---------- Extrait du document

J.-P. Chapel.- Bonjour à tous, J.-P. Jouyet, bonjour ! Alors on va parler de la Présidence française de l'Union européenne pour six mois, la réunion historique des chefs d'Etat, ce week-end à Paris, les chefs d'états de la Méditerranée. Mais d'abord une question d'actualité : le dernier sondage sur l'action de N. Sarkozy à la Une du Parisien, 57 % le jugent assez ou très négatif ce bilan au bout d'un an. C'est un problème de communication ?
 
Ce sont des problèmes de fond, c'est lié d'une part à ce qu'il y a un environnement économique et social qui, chacun le sait, n'est pas favorable. Donc, dans ces périodes là, il est plus difficile de donner son adhésion et deuxièmement c'est lié au fait que le pays se réforme. Moi, ce qui m'importe dans ce sondage, c'est de voir que la majorité des Français estime que le président de la République a une vision, sait où il va et sait où il veut aller, ce qui est vrai, au bout de son mandat, cela me paraît l'essentiel.
 
Vous êtes un des ministres de l'ouverture, vous êtes un des amis de F. Hollande qui dit, dans ce même journal, Le Parisien : "le Président est dans la boulimie".
 
Ecoutez, vous pouvez avoir des rapports amicaux, ce qui est mon cas avec F. Hollande, et ne pas partager tous les jugements de fond ou personnels de François.
 
Il n'est pas dans la boulimie le président de la République ?
 
Eh bien quand vous êtes dans l'action, vous êtes toujours dans la boulimie. Il vaut mieux être dans la boulimie que dans l'insuffisance, voilà.
 
Alors, ce week-end à Paris, un évènement historique : 44 chefs d'Etat de la Méditerranée réunis, cela va faire une super photo !
 
Ce n'est pas seulement que cela va faire une super photo, c'est quelque chose qui est un succès considérable pour la diplomatie française, de mettre à côté tous les leaders arabes, le Premier ministre d'Israël, tous les dirigeants européens. De faire qu'il y ait un vrai dialogue entre l'Europe et la Méditerranée est à mettre au crédit de la diplomatie française. Et je tiens à cet égard à rendre hommage, au vu des critiques qui ont été formulées à l'action de B. Kouchner, qui est, vraiment, parfois injustement attaqué et dont c'est l'oeuvre aujourd'hui et qui a réussi véritablement ce sommet.

--------------------
---------- Données fournies

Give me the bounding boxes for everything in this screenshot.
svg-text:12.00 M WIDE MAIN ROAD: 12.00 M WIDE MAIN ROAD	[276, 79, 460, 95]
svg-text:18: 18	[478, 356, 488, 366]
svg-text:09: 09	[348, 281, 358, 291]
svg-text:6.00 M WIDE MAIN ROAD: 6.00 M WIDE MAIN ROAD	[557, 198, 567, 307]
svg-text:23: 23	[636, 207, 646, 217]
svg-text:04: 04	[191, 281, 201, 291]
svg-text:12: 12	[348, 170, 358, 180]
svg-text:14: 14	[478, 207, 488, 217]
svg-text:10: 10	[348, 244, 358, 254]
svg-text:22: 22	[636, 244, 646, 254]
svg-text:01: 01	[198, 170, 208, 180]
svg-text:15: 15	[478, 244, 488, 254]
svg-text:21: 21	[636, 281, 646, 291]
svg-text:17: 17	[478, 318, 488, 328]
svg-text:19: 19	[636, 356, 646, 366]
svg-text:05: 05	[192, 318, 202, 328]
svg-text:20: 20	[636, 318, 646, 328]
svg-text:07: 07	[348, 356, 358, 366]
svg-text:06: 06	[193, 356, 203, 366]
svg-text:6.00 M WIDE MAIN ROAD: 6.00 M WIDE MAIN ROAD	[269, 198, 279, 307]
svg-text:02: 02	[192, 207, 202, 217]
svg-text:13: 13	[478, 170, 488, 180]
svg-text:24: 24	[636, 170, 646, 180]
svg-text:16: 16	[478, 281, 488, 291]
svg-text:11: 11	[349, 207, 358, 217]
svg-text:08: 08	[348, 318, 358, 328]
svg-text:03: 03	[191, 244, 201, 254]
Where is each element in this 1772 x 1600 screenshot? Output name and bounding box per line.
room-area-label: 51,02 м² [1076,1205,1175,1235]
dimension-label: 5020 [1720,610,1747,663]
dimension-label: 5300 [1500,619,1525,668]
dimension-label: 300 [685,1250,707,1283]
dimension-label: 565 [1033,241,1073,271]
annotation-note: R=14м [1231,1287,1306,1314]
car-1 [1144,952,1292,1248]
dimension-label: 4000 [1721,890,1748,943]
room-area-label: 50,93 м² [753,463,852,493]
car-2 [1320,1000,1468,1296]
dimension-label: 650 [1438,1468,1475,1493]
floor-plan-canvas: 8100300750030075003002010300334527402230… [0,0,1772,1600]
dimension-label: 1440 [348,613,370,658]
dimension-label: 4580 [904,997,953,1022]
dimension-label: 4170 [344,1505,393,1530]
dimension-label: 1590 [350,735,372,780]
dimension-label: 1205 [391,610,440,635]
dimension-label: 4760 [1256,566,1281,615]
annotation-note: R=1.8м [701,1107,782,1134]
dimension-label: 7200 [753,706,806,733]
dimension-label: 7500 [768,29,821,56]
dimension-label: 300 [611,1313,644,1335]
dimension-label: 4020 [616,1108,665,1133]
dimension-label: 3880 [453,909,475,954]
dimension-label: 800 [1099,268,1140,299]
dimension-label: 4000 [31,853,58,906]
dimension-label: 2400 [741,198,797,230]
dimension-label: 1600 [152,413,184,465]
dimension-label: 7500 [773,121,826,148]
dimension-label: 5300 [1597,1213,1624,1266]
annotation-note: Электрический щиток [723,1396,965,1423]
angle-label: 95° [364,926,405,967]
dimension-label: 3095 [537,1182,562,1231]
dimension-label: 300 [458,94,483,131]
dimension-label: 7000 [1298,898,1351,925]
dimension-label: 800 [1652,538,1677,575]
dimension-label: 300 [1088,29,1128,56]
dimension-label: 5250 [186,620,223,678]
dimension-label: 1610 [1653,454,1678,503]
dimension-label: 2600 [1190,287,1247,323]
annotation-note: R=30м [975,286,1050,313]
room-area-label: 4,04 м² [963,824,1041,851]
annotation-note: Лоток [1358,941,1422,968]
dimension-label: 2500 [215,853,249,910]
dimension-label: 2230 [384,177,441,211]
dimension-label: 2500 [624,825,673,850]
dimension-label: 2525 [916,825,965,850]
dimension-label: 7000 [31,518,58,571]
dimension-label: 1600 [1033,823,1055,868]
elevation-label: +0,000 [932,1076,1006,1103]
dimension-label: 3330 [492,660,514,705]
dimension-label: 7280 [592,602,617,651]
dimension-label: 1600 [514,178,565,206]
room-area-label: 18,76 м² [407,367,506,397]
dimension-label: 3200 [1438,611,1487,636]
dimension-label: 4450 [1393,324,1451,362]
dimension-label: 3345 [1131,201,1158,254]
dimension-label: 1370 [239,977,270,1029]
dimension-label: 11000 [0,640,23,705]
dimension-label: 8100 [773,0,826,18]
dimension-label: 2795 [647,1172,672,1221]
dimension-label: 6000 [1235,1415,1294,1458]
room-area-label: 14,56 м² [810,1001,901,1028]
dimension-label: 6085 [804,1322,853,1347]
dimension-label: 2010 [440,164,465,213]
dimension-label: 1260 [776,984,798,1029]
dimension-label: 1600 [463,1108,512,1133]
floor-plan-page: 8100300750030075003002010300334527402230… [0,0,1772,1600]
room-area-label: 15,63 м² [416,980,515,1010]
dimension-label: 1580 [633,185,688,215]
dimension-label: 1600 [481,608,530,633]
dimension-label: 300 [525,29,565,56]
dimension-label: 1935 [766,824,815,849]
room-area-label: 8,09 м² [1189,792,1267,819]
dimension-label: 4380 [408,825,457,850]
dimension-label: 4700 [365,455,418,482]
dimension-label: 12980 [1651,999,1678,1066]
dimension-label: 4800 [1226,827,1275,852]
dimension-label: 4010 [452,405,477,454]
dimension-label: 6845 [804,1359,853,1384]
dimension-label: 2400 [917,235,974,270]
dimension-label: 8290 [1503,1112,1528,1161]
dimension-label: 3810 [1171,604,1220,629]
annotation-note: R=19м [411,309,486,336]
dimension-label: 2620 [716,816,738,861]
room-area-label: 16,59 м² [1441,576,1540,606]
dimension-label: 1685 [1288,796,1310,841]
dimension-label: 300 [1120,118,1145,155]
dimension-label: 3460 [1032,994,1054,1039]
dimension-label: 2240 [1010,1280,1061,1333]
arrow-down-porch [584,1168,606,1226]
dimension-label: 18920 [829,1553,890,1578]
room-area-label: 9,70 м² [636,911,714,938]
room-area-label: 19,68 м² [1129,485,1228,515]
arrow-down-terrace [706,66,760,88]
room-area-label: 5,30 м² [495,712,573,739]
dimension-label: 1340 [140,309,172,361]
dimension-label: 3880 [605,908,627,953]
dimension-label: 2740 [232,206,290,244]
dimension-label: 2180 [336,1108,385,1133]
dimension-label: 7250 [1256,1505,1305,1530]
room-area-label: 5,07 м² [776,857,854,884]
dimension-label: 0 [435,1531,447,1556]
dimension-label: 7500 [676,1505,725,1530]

--------------------

Consignes —
**1)** D'après l'extrait, comment la personne interrogée explique-t-elle que 57 % des sondés jugent négatif le bilan de N. Sarkozy ? Répondez en une à trois phrases.
**2)** Recopiez sans rien changer le passage de l'extrait qui commence aux mots « Ecoutez, vous pouvez » et s'arrête après « la République ? ».
Les items forment un matériel distinct de l'extrait.

Corrigé des exercices —
**1)** Pour la personne interrogée, ce sont des problèmes de fond. D'une part, l'environnement économique et social n'est pas favorable, ce qui rend l'adhésion plus difficile. D'autre part, le pays se réforme.

**2)**
Ecoutez, vous pouvez avoir des rapports amicaux, ce qui est mon cas avec F. Hollande, et ne pas partager tous les jugements de fond ou personnels de François.
 
Il n'est pas dans la boulimie le président de la République ?